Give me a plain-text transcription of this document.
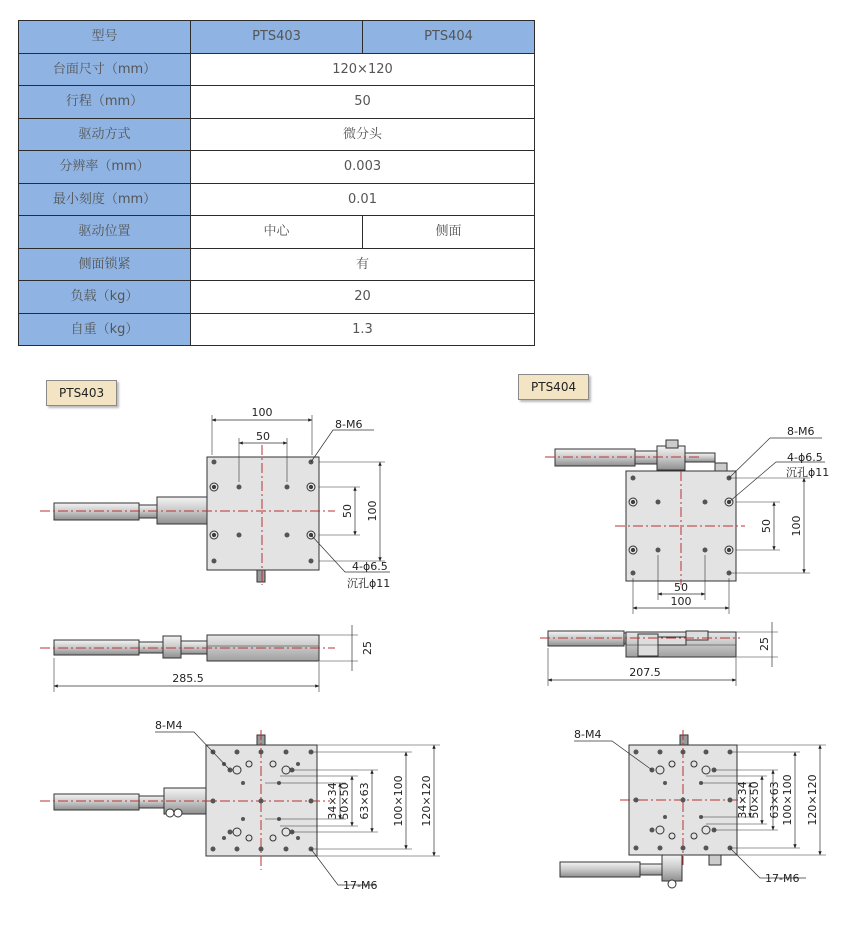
型号	PTS403	PTS404
台面尺寸（mm）	120×120	
行程（mm）	50	
驱动方式	微分头	
分辨率（mm）	0.003	
最小刻度（mm）	0.01	
驱动位置	中心	侧面
侧面锁紧	有	
负载（kg）	20	
自重（kg）	1.3	
PTS403	PTS404
100
50
8-M6
50 100
4-ϕ6.5
沉孔ϕ11
285.5
25
8-M4
17-M6
34×34 50×50 63×63 100×100 120×120
8-M6
4-ϕ6.5
沉孔ϕ11
50 100
50
100
207.5
25
8-M4
17-M6
34×34 50×50 63×63 100×100 120×120
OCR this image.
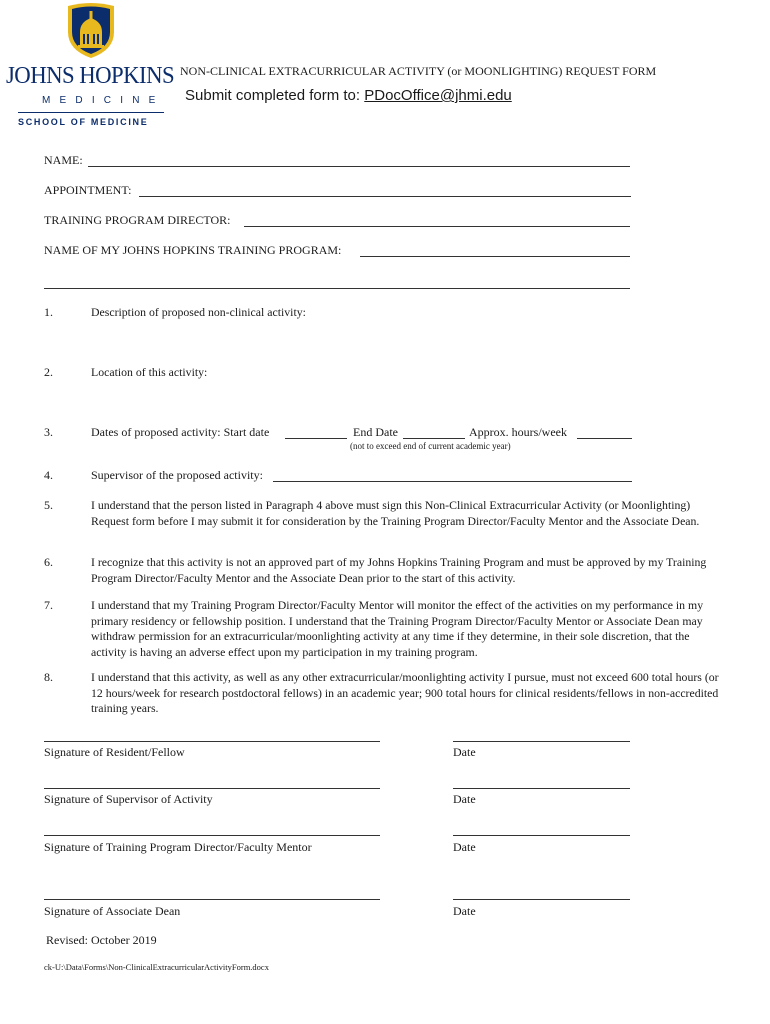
JOHNS HOPKINS
MEDICINE
SCHOOL OF MEDICINE
NON-CLINICAL EXTRACURRICULAR ACTIVITY (or MOONLIGHTING) REQUEST FORM
Submit completed form to: PDocOffice@jhmi.edu
NAME:
APPOINTMENT:
TRAINING PROGRAM DIRECTOR:
NAME OF MY JOHNS HOPKINS TRAINING PROGRAM:
1.	Description of proposed non-clinical activity:
2.	Location of this activity:
3.	Dates of proposed activity: Start date	End Date	Approx. hours/week
(not to exceed end of current academic year)
4.	Supervisor of the proposed activity:
5.	I understand that the person listed in Paragraph 4 above must sign this Non-Clinical Extracurricular Activity (or Moonlighting) Request form before I may submit it for consideration by the Training Program Director/Faculty Mentor and the Associate Dean.
6.	I recognize that this activity is not an approved part of my Johns Hopkins Training Program and must be approved by my Training Program Director/Faculty Mentor and the Associate Dean prior to the start of this activity.
7.	I understand that my Training Program Director/Faculty Mentor will monitor the effect of the activities on my performance in my primary residency or fellowship position. I understand that the Training Program Director/Faculty Mentor or Associate Dean may withdraw permission for an extracurricular/moonlighting activity at any time if they determine, in their sole discretion, that the activity is having an adverse effect upon my participation in my training program.
8.	I understand that this activity, as well as any other extracurricular/moonlighting activity I pursue, must not exceed 600 total hours (or 12 hours/week for research postdoctoral fellows) in an academic year; 900 total hours for clinical residents/fellows in non-accredited training years.
Signature of Resident/Fellow	Date
Signature of Supervisor of Activity	Date
Signature of Training Program Director/Faculty Mentor	Date
Signature of Associate Dean	Date
Revised: October 2019
ck-U:\Data\Forms\Non-ClinicalExtracurricularActivityForm.docx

* _Given exercise_: Restate the listing above word for word, and skip the pictures.

* _Task solution_:
Give me a plain-text transcription of this document.
型号	PTS403	PTS404
台面尺寸（mm）	120×120	
行程（mm）	50	
驱动方式	微分头	
分辨率（mm）	0.003	
最小刻度（mm）	0.01	
驱动位置	中心	侧面
侧面锁紧	有	
负载（kg）	20	
自重（kg）	1.3	
PTS403	PTS404
100
50
8-M6
50 100
4-ϕ6.5
沉孔ϕ11
285.5
25
8-M4
17-M6
34×34 50×50 63×63 100×100 120×120
8-M6
4-ϕ6.5
沉孔ϕ11
50 100
50
100
207.5
25
8-M4
17-M6
34×34 50×50 63×63 100×100 120×120
OCR this image.
JOHNS HOPKINS
MEDICINE
SCHOOL OF MEDICINE
NON-CLINICAL EXTRACURRICULAR ACTIVITY (or MOONLIGHTING) REQUEST FORM
Submit completed form to: PDocOffice@jhmi.edu
NAME:
APPOINTMENT:
TRAINING PROGRAM DIRECTOR:
NAME OF MY JOHNS HOPKINS TRAINING PROGRAM:
1.	Description of proposed non-clinical activity:
2.	Location of this activity:
3.	Dates of proposed activity: Start date	End Date	Approx. hours/week
(not to exceed end of current academic year)
4.	Supervisor of the proposed activity:
5.	I understand that the person listed in Paragraph 4 above must sign this Non-Clinical Extracurricular Activity (or Moonlighting) Request form before I may submit it for consideration by the Training Program Director/Faculty Mentor and the Associate Dean.
6.	I recognize that this activity is not an approved part of my Johns Hopkins Training Program and must be approved by my Training Program Director/Faculty Mentor and the Associate Dean prior to the start of this activity.
7.	I understand that my Training Program Director/Faculty Mentor will monitor the effect of the activities on my performance in my primary residency or fellowship position. I understand that the Training Program Director/Faculty Mentor or Associate Dean may withdraw permission for an extracurricular/moonlighting activity at any time if they determine, in their sole discretion, that the activity is having an adverse effect upon my participation in my training program.
8.	I understand that this activity, as well as any other extracurricular/moonlighting activity I pursue, must not exceed 600 total hours (or 12 hours/week for research postdoctoral fellows) in an academic year; 900 total hours for clinical residents/fellows in non-accredited training years.
Signature of Resident/Fellow	Date
Signature of Supervisor of Activity	Date
Signature of Training Program Director/Faculty Mentor	Date
Signature of Associate Dean	Date
Revised: October 2019
ck-U:\Data\Forms\Non-ClinicalExtracurricularActivityForm.docx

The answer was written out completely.